• What to work on
Word for word, restate every line of the material.

• Supplied data

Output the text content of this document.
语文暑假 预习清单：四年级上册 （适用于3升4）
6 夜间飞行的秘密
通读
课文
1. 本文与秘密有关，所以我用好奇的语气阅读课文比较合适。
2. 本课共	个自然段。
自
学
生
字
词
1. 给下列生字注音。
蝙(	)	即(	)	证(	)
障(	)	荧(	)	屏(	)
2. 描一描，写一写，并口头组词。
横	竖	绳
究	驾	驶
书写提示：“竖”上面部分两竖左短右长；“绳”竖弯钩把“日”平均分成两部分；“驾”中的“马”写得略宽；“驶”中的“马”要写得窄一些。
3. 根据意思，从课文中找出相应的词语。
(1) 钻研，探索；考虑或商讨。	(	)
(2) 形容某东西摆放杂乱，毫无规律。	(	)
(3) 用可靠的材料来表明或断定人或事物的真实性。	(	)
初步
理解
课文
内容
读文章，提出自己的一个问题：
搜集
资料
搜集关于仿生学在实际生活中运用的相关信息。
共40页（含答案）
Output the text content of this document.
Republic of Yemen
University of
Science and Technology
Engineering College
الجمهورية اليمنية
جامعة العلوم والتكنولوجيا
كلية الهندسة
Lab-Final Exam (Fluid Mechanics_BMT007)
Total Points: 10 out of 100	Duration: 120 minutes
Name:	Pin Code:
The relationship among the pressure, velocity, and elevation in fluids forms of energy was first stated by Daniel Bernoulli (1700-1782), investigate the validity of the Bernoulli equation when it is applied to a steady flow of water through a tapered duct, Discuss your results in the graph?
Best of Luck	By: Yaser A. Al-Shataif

• Answer in full
Output the text content of this document.
语文暑假 预习清单：四年级上册 （适用于3升4）
6 夜间飞行的秘密
通读
课文
1. 本文与秘密有关，所以我用好奇的语气阅读课文比较合适。
2. 本课共	个自然段。
自
学
生
字
词
1. 给下列生字注音。
蝙(	)	即(	)	证(	)
障(	)	荧(	)	屏(	)
2. 描一描，写一写，并口头组词。
横	竖	绳
究	驾	驶
书写提示：“竖”上面部分两竖左短右长；“绳”竖弯钩把“日”平均分成两部分；“驾”中的“马”写得略宽；“驶”中的“马”要写得窄一些。
3. 根据意思，从课文中找出相应的词语。
(1) 钻研，探索；考虑或商讨。	(	)
(2) 形容某东西摆放杂乱，毫无规律。	(	)
(3) 用可靠的材料来表明或断定人或事物的真实性。	(	)
初步
理解
课文
内容
读文章，提出自己的一个问题：
搜集
资料
搜集关于仿生学在实际生活中运用的相关信息。
共40页（含答案）
Output the text content of this document.
Republic of Yemen
University of
Science and Technology
Engineering College
الجمهورية اليمنية
جامعة العلوم والتكنولوجيا
كلية الهندسة
Lab-Final Exam (Fluid Mechanics_BMT007)
Total Points: 10 out of 100	Duration: 120 minutes
Name:	Pin Code:
The relationship among the pressure, velocity, and elevation in fluids forms of energy was first stated by Daniel Bernoulli (1700-1782), investigate the validity of the Bernoulli equation when it is applied to a steady flow of water through a tapered duct, Discuss your results in the graph?
Best of Luck	By: Yaser A. Al-Shataif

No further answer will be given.